### What the task requires
Take each line of the material that includes "leczenia" and copy it.

### The input
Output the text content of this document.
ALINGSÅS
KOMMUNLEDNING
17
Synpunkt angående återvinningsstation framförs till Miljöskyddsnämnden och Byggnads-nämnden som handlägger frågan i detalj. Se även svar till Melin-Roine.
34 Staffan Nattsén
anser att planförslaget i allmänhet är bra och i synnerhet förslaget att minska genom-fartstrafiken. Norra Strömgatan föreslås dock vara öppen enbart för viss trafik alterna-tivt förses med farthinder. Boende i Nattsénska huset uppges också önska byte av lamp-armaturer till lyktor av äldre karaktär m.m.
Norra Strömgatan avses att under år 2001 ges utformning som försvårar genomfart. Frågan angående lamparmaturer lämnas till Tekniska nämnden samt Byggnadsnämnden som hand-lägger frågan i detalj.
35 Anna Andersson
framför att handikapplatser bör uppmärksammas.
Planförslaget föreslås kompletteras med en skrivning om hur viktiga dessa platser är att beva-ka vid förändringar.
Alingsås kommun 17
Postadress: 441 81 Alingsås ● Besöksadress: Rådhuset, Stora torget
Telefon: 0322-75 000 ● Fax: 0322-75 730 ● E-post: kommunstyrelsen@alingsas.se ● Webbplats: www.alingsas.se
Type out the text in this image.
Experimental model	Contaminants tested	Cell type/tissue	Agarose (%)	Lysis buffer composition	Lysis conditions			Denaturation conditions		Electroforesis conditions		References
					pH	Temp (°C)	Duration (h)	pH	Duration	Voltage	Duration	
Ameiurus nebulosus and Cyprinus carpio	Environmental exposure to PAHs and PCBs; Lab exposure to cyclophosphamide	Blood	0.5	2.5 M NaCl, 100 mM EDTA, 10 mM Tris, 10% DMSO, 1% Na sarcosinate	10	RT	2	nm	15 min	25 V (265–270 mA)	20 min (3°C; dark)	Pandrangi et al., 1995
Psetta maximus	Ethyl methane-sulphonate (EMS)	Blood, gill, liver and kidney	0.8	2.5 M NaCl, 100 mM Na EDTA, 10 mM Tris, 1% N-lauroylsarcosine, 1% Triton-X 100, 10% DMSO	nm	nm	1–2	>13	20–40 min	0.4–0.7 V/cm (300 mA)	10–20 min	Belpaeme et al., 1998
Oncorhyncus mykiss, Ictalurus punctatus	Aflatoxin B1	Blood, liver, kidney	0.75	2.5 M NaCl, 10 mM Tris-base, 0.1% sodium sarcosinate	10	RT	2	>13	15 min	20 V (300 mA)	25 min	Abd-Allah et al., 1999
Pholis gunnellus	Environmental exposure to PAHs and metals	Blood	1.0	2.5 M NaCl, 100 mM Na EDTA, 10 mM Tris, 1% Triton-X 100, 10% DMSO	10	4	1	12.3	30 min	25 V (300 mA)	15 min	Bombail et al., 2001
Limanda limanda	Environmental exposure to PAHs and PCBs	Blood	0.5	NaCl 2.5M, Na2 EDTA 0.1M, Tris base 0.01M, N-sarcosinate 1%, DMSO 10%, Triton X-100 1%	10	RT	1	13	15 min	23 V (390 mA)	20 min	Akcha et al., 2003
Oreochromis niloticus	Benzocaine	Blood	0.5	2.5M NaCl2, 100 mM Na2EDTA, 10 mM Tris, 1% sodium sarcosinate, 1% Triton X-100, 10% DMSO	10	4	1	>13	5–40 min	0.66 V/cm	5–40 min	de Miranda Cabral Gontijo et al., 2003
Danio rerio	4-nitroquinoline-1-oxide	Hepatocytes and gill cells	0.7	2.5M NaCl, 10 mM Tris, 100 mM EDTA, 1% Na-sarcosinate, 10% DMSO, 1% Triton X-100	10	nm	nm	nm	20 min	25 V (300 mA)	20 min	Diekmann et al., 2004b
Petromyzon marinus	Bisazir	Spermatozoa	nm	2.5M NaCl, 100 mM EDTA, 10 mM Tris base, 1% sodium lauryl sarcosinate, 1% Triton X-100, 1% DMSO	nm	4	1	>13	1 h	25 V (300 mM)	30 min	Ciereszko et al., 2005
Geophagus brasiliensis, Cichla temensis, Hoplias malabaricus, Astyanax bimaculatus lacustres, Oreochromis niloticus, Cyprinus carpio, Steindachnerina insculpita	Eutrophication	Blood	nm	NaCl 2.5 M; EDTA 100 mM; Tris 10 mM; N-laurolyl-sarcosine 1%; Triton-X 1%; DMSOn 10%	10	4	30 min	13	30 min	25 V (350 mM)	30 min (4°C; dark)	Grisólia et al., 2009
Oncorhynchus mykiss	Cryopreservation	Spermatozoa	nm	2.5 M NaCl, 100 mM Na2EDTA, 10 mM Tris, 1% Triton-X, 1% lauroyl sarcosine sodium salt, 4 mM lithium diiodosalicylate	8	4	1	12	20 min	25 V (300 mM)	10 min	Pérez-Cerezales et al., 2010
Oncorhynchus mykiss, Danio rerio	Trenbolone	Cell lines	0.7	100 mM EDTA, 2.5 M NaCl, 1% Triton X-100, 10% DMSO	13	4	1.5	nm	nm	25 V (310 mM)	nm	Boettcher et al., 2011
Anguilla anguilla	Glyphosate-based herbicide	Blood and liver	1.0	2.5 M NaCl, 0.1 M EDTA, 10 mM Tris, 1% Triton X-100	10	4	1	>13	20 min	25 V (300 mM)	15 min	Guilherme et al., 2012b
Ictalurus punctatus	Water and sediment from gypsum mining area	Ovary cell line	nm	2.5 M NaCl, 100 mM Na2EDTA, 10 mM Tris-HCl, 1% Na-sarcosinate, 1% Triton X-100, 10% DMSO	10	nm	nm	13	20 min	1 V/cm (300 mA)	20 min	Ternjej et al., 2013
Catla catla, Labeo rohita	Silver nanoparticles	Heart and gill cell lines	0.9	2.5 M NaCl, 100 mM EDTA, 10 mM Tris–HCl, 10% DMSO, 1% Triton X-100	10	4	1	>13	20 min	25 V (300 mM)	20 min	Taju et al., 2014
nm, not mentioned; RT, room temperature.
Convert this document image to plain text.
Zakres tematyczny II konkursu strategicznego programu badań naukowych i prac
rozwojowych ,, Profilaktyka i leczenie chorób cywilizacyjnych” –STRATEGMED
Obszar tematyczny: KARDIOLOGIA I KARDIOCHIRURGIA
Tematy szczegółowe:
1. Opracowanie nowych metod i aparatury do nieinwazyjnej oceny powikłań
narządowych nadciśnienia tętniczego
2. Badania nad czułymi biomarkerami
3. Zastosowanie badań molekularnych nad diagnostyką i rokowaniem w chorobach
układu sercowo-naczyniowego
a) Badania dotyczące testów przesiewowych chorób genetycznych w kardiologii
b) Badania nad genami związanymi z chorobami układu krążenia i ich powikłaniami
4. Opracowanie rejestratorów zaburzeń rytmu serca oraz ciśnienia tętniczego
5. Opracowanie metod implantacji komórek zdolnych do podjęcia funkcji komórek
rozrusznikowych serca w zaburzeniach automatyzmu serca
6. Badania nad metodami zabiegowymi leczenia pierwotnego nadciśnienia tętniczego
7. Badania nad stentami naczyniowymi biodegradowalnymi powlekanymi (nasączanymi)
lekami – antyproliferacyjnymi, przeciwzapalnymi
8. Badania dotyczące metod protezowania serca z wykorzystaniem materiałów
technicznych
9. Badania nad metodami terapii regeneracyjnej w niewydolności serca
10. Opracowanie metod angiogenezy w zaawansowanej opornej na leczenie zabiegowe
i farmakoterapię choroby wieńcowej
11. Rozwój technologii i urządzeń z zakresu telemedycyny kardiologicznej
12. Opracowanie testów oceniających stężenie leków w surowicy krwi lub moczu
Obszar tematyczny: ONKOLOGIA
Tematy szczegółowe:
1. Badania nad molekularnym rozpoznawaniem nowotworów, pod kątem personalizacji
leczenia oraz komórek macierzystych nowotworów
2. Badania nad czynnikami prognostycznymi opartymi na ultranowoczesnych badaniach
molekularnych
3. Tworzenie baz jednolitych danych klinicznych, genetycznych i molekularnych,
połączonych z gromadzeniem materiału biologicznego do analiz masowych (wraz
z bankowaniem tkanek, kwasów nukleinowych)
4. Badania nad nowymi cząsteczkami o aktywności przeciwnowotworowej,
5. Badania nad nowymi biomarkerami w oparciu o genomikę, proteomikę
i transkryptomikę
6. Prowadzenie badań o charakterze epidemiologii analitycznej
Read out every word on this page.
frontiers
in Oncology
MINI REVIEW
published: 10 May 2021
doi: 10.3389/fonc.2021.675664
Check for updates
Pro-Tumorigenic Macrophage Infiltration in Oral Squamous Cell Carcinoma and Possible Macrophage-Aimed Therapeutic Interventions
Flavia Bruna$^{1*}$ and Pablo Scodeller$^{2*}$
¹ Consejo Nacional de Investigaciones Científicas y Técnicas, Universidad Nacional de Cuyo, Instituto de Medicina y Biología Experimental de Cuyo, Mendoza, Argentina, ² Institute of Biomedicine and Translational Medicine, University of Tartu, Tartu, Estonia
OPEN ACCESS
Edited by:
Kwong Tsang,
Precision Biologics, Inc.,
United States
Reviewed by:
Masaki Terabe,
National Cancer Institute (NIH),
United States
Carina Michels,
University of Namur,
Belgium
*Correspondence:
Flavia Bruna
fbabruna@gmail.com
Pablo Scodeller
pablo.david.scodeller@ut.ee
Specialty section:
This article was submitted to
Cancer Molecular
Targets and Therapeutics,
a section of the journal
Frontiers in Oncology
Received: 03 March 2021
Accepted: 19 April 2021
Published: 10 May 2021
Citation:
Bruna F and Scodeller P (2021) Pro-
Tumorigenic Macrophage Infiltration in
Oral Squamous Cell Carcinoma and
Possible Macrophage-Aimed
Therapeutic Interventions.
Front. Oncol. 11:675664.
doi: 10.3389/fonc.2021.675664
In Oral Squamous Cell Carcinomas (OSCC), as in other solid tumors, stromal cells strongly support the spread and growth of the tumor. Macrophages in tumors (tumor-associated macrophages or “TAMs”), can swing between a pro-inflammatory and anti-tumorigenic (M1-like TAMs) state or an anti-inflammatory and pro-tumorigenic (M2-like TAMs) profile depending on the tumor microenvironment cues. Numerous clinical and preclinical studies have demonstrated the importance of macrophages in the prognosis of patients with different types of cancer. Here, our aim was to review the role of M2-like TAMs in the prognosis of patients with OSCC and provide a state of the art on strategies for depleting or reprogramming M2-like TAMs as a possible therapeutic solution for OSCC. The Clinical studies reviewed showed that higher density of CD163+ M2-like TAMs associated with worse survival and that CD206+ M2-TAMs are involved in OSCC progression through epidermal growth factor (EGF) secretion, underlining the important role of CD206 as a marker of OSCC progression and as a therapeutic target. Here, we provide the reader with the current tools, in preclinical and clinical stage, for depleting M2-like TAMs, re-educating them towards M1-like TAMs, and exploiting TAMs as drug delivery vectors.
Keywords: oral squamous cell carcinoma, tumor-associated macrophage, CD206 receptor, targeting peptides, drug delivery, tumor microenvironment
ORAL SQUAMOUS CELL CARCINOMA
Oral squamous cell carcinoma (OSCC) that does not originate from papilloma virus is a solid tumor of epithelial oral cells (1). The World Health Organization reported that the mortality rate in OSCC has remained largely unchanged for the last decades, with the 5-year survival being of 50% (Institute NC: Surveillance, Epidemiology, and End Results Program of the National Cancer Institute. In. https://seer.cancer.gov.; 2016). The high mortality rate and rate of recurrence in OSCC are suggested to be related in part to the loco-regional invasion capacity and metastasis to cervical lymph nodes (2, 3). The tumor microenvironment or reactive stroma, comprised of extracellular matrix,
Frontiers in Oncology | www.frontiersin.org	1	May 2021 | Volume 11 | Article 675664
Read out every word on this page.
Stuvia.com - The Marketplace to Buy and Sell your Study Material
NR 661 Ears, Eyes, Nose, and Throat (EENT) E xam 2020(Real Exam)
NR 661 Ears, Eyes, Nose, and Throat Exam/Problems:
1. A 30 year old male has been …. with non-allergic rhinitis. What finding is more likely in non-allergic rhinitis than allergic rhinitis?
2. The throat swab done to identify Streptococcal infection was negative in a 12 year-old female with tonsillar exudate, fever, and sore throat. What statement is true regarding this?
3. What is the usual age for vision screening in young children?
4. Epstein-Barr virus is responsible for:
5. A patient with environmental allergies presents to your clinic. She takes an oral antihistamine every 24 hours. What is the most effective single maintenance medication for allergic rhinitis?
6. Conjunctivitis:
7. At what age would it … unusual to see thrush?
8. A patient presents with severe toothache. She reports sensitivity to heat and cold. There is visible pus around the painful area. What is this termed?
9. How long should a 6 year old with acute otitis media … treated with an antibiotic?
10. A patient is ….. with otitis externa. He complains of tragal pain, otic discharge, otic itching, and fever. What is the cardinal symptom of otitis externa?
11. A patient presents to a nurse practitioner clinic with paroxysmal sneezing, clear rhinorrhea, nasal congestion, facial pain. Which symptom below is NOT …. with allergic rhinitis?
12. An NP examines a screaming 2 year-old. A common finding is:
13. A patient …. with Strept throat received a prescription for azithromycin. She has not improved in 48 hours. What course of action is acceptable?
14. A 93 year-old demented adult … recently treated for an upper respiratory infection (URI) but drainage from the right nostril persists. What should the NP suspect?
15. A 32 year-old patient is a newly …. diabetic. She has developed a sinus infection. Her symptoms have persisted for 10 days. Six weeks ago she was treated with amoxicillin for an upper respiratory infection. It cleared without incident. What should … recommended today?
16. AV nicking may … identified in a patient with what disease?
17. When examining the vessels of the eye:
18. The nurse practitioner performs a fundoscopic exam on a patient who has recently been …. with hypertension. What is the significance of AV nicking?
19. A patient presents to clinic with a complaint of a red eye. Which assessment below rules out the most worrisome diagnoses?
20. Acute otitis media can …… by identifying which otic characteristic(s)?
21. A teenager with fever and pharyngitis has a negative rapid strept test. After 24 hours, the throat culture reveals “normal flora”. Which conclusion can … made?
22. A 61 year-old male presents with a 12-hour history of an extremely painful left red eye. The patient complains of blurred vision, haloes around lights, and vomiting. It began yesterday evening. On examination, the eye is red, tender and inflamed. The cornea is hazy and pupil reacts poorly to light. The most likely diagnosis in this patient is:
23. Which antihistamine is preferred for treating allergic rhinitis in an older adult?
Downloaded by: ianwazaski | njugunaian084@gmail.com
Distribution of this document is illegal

### Solved exercise
6. Badania nad metodami zabiegowymi leczenia pierwotnego nadciśnienia tętniczego
leczenia oraz komórek macierzystych nowotworów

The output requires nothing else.